(Data entries)
● ● ● ● ●
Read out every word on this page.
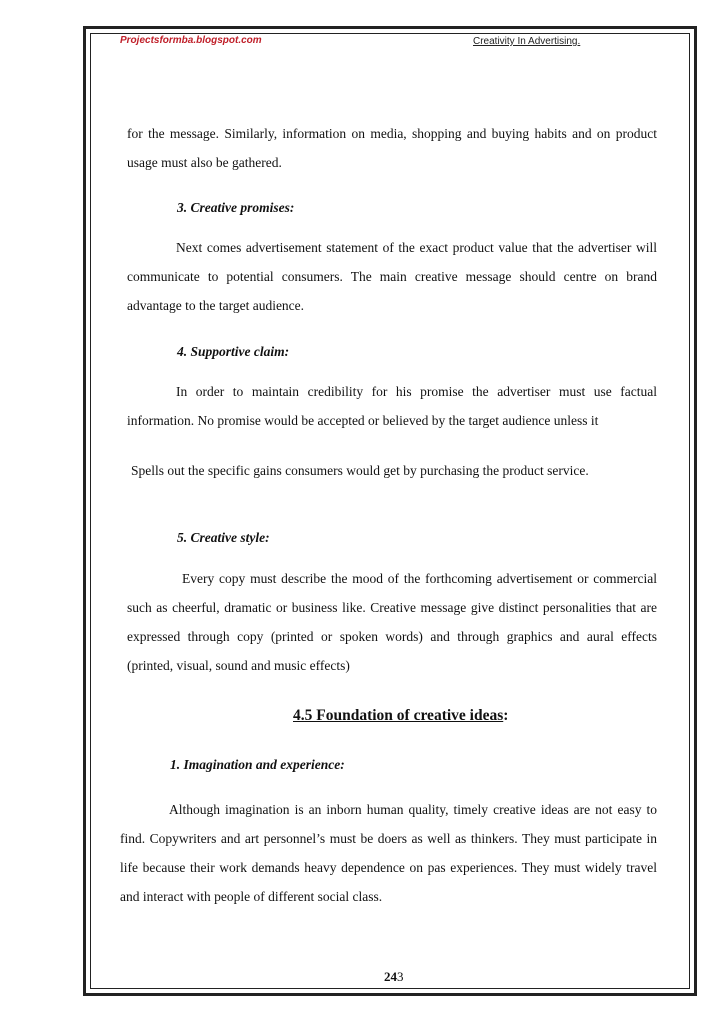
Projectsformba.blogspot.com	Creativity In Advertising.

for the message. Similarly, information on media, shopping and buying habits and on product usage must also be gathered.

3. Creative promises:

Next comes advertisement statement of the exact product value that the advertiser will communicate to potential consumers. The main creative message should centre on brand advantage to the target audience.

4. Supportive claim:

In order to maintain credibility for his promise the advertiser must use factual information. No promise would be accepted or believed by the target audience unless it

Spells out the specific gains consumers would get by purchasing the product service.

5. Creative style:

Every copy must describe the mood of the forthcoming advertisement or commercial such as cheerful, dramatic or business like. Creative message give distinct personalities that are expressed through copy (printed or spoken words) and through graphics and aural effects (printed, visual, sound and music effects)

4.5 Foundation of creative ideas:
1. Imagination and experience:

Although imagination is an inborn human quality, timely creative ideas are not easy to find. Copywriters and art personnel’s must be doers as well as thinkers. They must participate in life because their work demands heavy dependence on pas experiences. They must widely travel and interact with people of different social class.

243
● ● ● ● ●
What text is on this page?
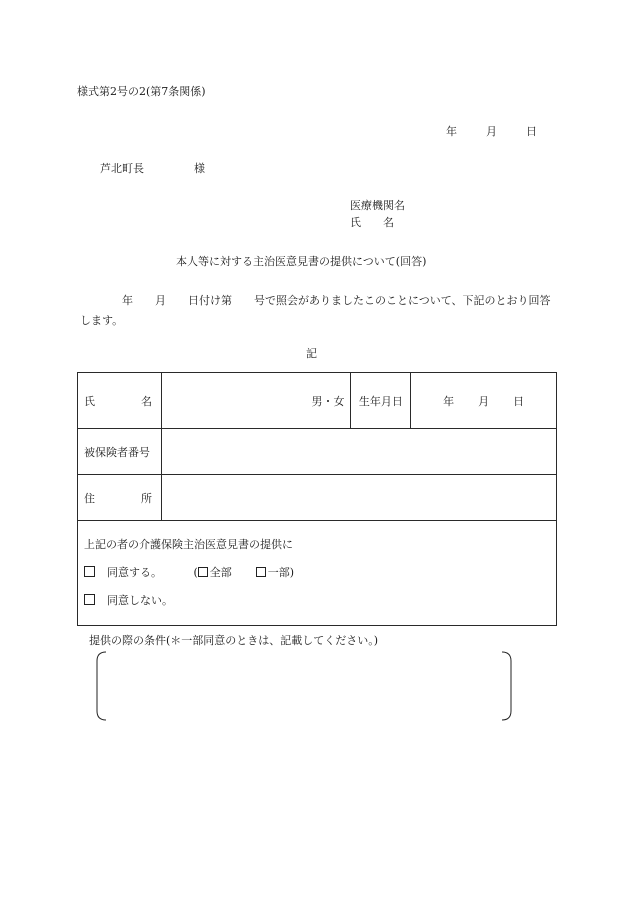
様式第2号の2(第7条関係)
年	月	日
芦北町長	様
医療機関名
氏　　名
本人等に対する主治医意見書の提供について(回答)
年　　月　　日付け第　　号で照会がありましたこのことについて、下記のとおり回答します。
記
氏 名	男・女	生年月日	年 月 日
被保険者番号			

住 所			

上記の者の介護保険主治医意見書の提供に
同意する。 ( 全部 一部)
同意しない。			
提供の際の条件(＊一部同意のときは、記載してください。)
● ● ● ● ●
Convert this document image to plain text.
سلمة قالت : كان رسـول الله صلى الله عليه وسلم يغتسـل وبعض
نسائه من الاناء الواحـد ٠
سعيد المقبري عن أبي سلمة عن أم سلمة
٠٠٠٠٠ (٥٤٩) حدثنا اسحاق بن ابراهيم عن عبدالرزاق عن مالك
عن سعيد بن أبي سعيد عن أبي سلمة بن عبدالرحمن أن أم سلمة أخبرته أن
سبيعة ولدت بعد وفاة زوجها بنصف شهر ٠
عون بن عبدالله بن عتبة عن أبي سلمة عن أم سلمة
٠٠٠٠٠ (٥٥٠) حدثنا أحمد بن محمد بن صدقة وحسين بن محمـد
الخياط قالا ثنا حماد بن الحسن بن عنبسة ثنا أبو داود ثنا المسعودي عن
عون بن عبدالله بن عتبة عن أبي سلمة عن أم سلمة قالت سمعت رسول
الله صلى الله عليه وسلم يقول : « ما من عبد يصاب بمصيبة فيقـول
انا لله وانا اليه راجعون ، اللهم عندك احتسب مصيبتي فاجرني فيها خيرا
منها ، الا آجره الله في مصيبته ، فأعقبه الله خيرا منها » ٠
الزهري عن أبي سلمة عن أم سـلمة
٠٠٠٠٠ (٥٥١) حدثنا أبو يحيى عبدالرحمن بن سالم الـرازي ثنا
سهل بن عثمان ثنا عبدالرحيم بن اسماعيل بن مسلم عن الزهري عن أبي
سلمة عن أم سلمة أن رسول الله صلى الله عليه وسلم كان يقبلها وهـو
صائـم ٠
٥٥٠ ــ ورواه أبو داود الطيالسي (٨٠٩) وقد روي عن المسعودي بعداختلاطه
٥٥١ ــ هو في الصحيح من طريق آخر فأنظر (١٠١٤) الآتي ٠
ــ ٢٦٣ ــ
● ● ● ● ●
Using the entries above, tally how many lines have the word "المسعودي" in them; write the number and nothing more.

2